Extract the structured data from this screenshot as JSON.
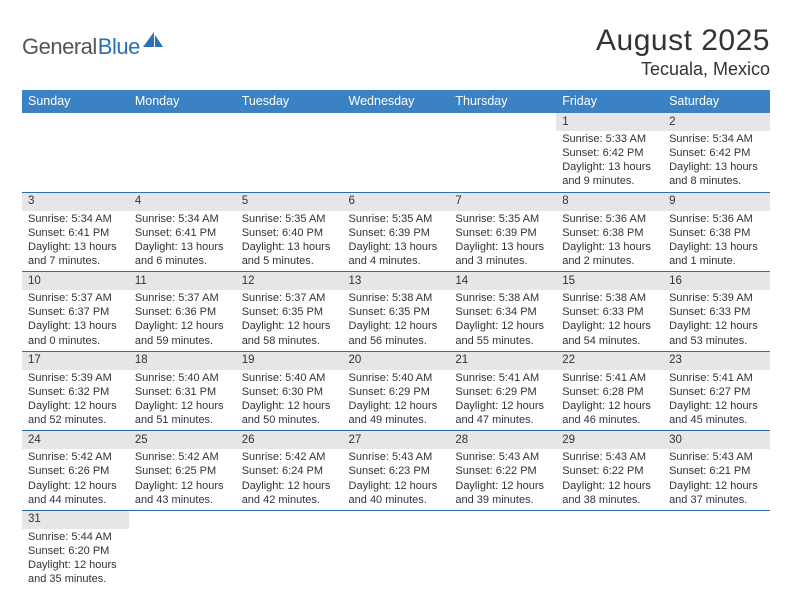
{
  "brand": {
    "part1": "General",
    "part2": "Blue"
  },
  "title": "August 2025",
  "location": "Tecuala, Mexico",
  "header_bg": "#3b82c4",
  "rule_color": "#2a6fb5",
  "daynum_bg": "#e6e6e6",
  "dow": [
    "Sunday",
    "Monday",
    "Tuesday",
    "Wednesday",
    "Thursday",
    "Friday",
    "Saturday"
  ],
  "weeks": [
    [
      null,
      null,
      null,
      null,
      null,
      {
        "n": "1",
        "sr": "Sunrise: 5:33 AM",
        "ss": "Sunset: 6:42 PM",
        "d1": "Daylight: 13 hours",
        "d2": "and 9 minutes."
      },
      {
        "n": "2",
        "sr": "Sunrise: 5:34 AM",
        "ss": "Sunset: 6:42 PM",
        "d1": "Daylight: 13 hours",
        "d2": "and 8 minutes."
      }
    ],
    [
      {
        "n": "3",
        "sr": "Sunrise: 5:34 AM",
        "ss": "Sunset: 6:41 PM",
        "d1": "Daylight: 13 hours",
        "d2": "and 7 minutes."
      },
      {
        "n": "4",
        "sr": "Sunrise: 5:34 AM",
        "ss": "Sunset: 6:41 PM",
        "d1": "Daylight: 13 hours",
        "d2": "and 6 minutes."
      },
      {
        "n": "5",
        "sr": "Sunrise: 5:35 AM",
        "ss": "Sunset: 6:40 PM",
        "d1": "Daylight: 13 hours",
        "d2": "and 5 minutes."
      },
      {
        "n": "6",
        "sr": "Sunrise: 5:35 AM",
        "ss": "Sunset: 6:39 PM",
        "d1": "Daylight: 13 hours",
        "d2": "and 4 minutes."
      },
      {
        "n": "7",
        "sr": "Sunrise: 5:35 AM",
        "ss": "Sunset: 6:39 PM",
        "d1": "Daylight: 13 hours",
        "d2": "and 3 minutes."
      },
      {
        "n": "8",
        "sr": "Sunrise: 5:36 AM",
        "ss": "Sunset: 6:38 PM",
        "d1": "Daylight: 13 hours",
        "d2": "and 2 minutes."
      },
      {
        "n": "9",
        "sr": "Sunrise: 5:36 AM",
        "ss": "Sunset: 6:38 PM",
        "d1": "Daylight: 13 hours",
        "d2": "and 1 minute."
      }
    ],
    [
      {
        "n": "10",
        "sr": "Sunrise: 5:37 AM",
        "ss": "Sunset: 6:37 PM",
        "d1": "Daylight: 13 hours",
        "d2": "and 0 minutes."
      },
      {
        "n": "11",
        "sr": "Sunrise: 5:37 AM",
        "ss": "Sunset: 6:36 PM",
        "d1": "Daylight: 12 hours",
        "d2": "and 59 minutes."
      },
      {
        "n": "12",
        "sr": "Sunrise: 5:37 AM",
        "ss": "Sunset: 6:35 PM",
        "d1": "Daylight: 12 hours",
        "d2": "and 58 minutes."
      },
      {
        "n": "13",
        "sr": "Sunrise: 5:38 AM",
        "ss": "Sunset: 6:35 PM",
        "d1": "Daylight: 12 hours",
        "d2": "and 56 minutes."
      },
      {
        "n": "14",
        "sr": "Sunrise: 5:38 AM",
        "ss": "Sunset: 6:34 PM",
        "d1": "Daylight: 12 hours",
        "d2": "and 55 minutes."
      },
      {
        "n": "15",
        "sr": "Sunrise: 5:38 AM",
        "ss": "Sunset: 6:33 PM",
        "d1": "Daylight: 12 hours",
        "d2": "and 54 minutes."
      },
      {
        "n": "16",
        "sr": "Sunrise: 5:39 AM",
        "ss": "Sunset: 6:33 PM",
        "d1": "Daylight: 12 hours",
        "d2": "and 53 minutes."
      }
    ],
    [
      {
        "n": "17",
        "sr": "Sunrise: 5:39 AM",
        "ss": "Sunset: 6:32 PM",
        "d1": "Daylight: 12 hours",
        "d2": "and 52 minutes."
      },
      {
        "n": "18",
        "sr": "Sunrise: 5:40 AM",
        "ss": "Sunset: 6:31 PM",
        "d1": "Daylight: 12 hours",
        "d2": "and 51 minutes."
      },
      {
        "n": "19",
        "sr": "Sunrise: 5:40 AM",
        "ss": "Sunset: 6:30 PM",
        "d1": "Daylight: 12 hours",
        "d2": "and 50 minutes."
      },
      {
        "n": "20",
        "sr": "Sunrise: 5:40 AM",
        "ss": "Sunset: 6:29 PM",
        "d1": "Daylight: 12 hours",
        "d2": "and 49 minutes."
      },
      {
        "n": "21",
        "sr": "Sunrise: 5:41 AM",
        "ss": "Sunset: 6:29 PM",
        "d1": "Daylight: 12 hours",
        "d2": "and 47 minutes."
      },
      {
        "n": "22",
        "sr": "Sunrise: 5:41 AM",
        "ss": "Sunset: 6:28 PM",
        "d1": "Daylight: 12 hours",
        "d2": "and 46 minutes."
      },
      {
        "n": "23",
        "sr": "Sunrise: 5:41 AM",
        "ss": "Sunset: 6:27 PM",
        "d1": "Daylight: 12 hours",
        "d2": "and 45 minutes."
      }
    ],
    [
      {
        "n": "24",
        "sr": "Sunrise: 5:42 AM",
        "ss": "Sunset: 6:26 PM",
        "d1": "Daylight: 12 hours",
        "d2": "and 44 minutes."
      },
      {
        "n": "25",
        "sr": "Sunrise: 5:42 AM",
        "ss": "Sunset: 6:25 PM",
        "d1": "Daylight: 12 hours",
        "d2": "and 43 minutes."
      },
      {
        "n": "26",
        "sr": "Sunrise: 5:42 AM",
        "ss": "Sunset: 6:24 PM",
        "d1": "Daylight: 12 hours",
        "d2": "and 42 minutes."
      },
      {
        "n": "27",
        "sr": "Sunrise: 5:43 AM",
        "ss": "Sunset: 6:23 PM",
        "d1": "Daylight: 12 hours",
        "d2": "and 40 minutes."
      },
      {
        "n": "28",
        "sr": "Sunrise: 5:43 AM",
        "ss": "Sunset: 6:22 PM",
        "d1": "Daylight: 12 hours",
        "d2": "and 39 minutes."
      },
      {
        "n": "29",
        "sr": "Sunrise: 5:43 AM",
        "ss": "Sunset: 6:22 PM",
        "d1": "Daylight: 12 hours",
        "d2": "and 38 minutes."
      },
      {
        "n": "30",
        "sr": "Sunrise: 5:43 AM",
        "ss": "Sunset: 6:21 PM",
        "d1": "Daylight: 12 hours",
        "d2": "and 37 minutes."
      }
    ],
    [
      {
        "n": "31",
        "sr": "Sunrise: 5:44 AM",
        "ss": "Sunset: 6:20 PM",
        "d1": "Daylight: 12 hours",
        "d2": "and 35 minutes."
      },
      null,
      null,
      null,
      null,
      null,
      null
    ]
  ]
}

———

[Job] Reproduce each entry verbatim, excluding any embedded images.

[The reply]
Extract the structured data from this screenshot as JSON.
{
  "brand": {
    "part1": "General",
    "part2": "Blue"
  },
  "title": "August 2025",
  "location": "Tecuala, Mexico",
  "header_bg": "#3b82c4",
  "rule_color": "#2a6fb5",
  "daynum_bg": "#e6e6e6",
  "dow": [
    "Sunday",
    "Monday",
    "Tuesday",
    "Wednesday",
    "Thursday",
    "Friday",
    "Saturday"
  ],
  "weeks": [
    [
      null,
      null,
      null,
      null,
      null,
      {
        "n": "1",
        "sr": "Sunrise: 5:33 AM",
        "ss": "Sunset: 6:42 PM",
        "d1": "Daylight: 13 hours",
        "d2": "and 9 minutes."
      },
      {
        "n": "2",
        "sr": "Sunrise: 5:34 AM",
        "ss": "Sunset: 6:42 PM",
        "d1": "Daylight: 13 hours",
        "d2": "and 8 minutes."
      }
    ],
    [
      {
        "n": "3",
        "sr": "Sunrise: 5:34 AM",
        "ss": "Sunset: 6:41 PM",
        "d1": "Daylight: 13 hours",
        "d2": "and 7 minutes."
      },
      {
        "n": "4",
        "sr": "Sunrise: 5:34 AM",
        "ss": "Sunset: 6:41 PM",
        "d1": "Daylight: 13 hours",
        "d2": "and 6 minutes."
      },
      {
        "n": "5",
        "sr": "Sunrise: 5:35 AM",
        "ss": "Sunset: 6:40 PM",
        "d1": "Daylight: 13 hours",
        "d2": "and 5 minutes."
      },
      {
        "n": "6",
        "sr": "Sunrise: 5:35 AM",
        "ss": "Sunset: 6:39 PM",
        "d1": "Daylight: 13 hours",
        "d2": "and 4 minutes."
      },
      {
        "n": "7",
        "sr": "Sunrise: 5:35 AM",
        "ss": "Sunset: 6:39 PM",
        "d1": "Daylight: 13 hours",
        "d2": "and 3 minutes."
      },
      {
        "n": "8",
        "sr": "Sunrise: 5:36 AM",
        "ss": "Sunset: 6:38 PM",
        "d1": "Daylight: 13 hours",
        "d2": "and 2 minutes."
      },
      {
        "n": "9",
        "sr": "Sunrise: 5:36 AM",
        "ss": "Sunset: 6:38 PM",
        "d1": "Daylight: 13 hours",
        "d2": "and 1 minute."
      }
    ],
    [
      {
        "n": "10",
        "sr": "Sunrise: 5:37 AM",
        "ss": "Sunset: 6:37 PM",
        "d1": "Daylight: 13 hours",
        "d2": "and 0 minutes."
      },
      {
        "n": "11",
        "sr": "Sunrise: 5:37 AM",
        "ss": "Sunset: 6:36 PM",
        "d1": "Daylight: 12 hours",
        "d2": "and 59 minutes."
      },
      {
        "n": "12",
        "sr": "Sunrise: 5:37 AM",
        "ss": "Sunset: 6:35 PM",
        "d1": "Daylight: 12 hours",
        "d2": "and 58 minutes."
      },
      {
        "n": "13",
        "sr": "Sunrise: 5:38 AM",
        "ss": "Sunset: 6:35 PM",
        "d1": "Daylight: 12 hours",
        "d2": "and 56 minutes."
      },
      {
        "n": "14",
        "sr": "Sunrise: 5:38 AM",
        "ss": "Sunset: 6:34 PM",
        "d1": "Daylight: 12 hours",
        "d2": "and 55 minutes."
      },
      {
        "n": "15",
        "sr": "Sunrise: 5:38 AM",
        "ss": "Sunset: 6:33 PM",
        "d1": "Daylight: 12 hours",
        "d2": "and 54 minutes."
      },
      {
        "n": "16",
        "sr": "Sunrise: 5:39 AM",
        "ss": "Sunset: 6:33 PM",
        "d1": "Daylight: 12 hours",
        "d2": "and 53 minutes."
      }
    ],
    [
      {
        "n": "17",
        "sr": "Sunrise: 5:39 AM",
        "ss": "Sunset: 6:32 PM",
        "d1": "Daylight: 12 hours",
        "d2": "and 52 minutes."
      },
      {
        "n": "18",
        "sr": "Sunrise: 5:40 AM",
        "ss": "Sunset: 6:31 PM",
        "d1": "Daylight: 12 hours",
        "d2": "and 51 minutes."
      },
      {
        "n": "19",
        "sr": "Sunrise: 5:40 AM",
        "ss": "Sunset: 6:30 PM",
        "d1": "Daylight: 12 hours",
        "d2": "and 50 minutes."
      },
      {
        "n": "20",
        "sr": "Sunrise: 5:40 AM",
        "ss": "Sunset: 6:29 PM",
        "d1": "Daylight: 12 hours",
        "d2": "and 49 minutes."
      },
      {
        "n": "21",
        "sr": "Sunrise: 5:41 AM",
        "ss": "Sunset: 6:29 PM",
        "d1": "Daylight: 12 hours",
        "d2": "and 47 minutes."
      },
      {
        "n": "22",
        "sr": "Sunrise: 5:41 AM",
        "ss": "Sunset: 6:28 PM",
        "d1": "Daylight: 12 hours",
        "d2": "and 46 minutes."
      },
      {
        "n": "23",
        "sr": "Sunrise: 5:41 AM",
        "ss": "Sunset: 6:27 PM",
        "d1": "Daylight: 12 hours",
        "d2": "and 45 minutes."
      }
    ],
    [
      {
        "n": "24",
        "sr": "Sunrise: 5:42 AM",
        "ss": "Sunset: 6:26 PM",
        "d1": "Daylight: 12 hours",
        "d2": "and 44 minutes."
      },
      {
        "n": "25",
        "sr": "Sunrise: 5:42 AM",
        "ss": "Sunset: 6:25 PM",
        "d1": "Daylight: 12 hours",
        "d2": "and 43 minutes."
      },
      {
        "n": "26",
        "sr": "Sunrise: 5:42 AM",
        "ss": "Sunset: 6:24 PM",
        "d1": "Daylight: 12 hours",
        "d2": "and 42 minutes."
      },
      {
        "n": "27",
        "sr": "Sunrise: 5:43 AM",
        "ss": "Sunset: 6:23 PM",
        "d1": "Daylight: 12 hours",
        "d2": "and 40 minutes."
      },
      {
        "n": "28",
        "sr": "Sunrise: 5:43 AM",
        "ss": "Sunset: 6:22 PM",
        "d1": "Daylight: 12 hours",
        "d2": "and 39 minutes."
      },
      {
        "n": "29",
        "sr": "Sunrise: 5:43 AM",
        "ss": "Sunset: 6:22 PM",
        "d1": "Daylight: 12 hours",
        "d2": "and 38 minutes."
      },
      {
        "n": "30",
        "sr": "Sunrise: 5:43 AM",
        "ss": "Sunset: 6:21 PM",
        "d1": "Daylight: 12 hours",
        "d2": "and 37 minutes."
      }
    ],
    [
      {
        "n": "31",
        "sr": "Sunrise: 5:44 AM",
        "ss": "Sunset: 6:20 PM",
        "d1": "Daylight: 12 hours",
        "d2": "and 35 minutes."
      },
      null,
      null,
      null,
      null,
      null,
      null
    ]
  ]
}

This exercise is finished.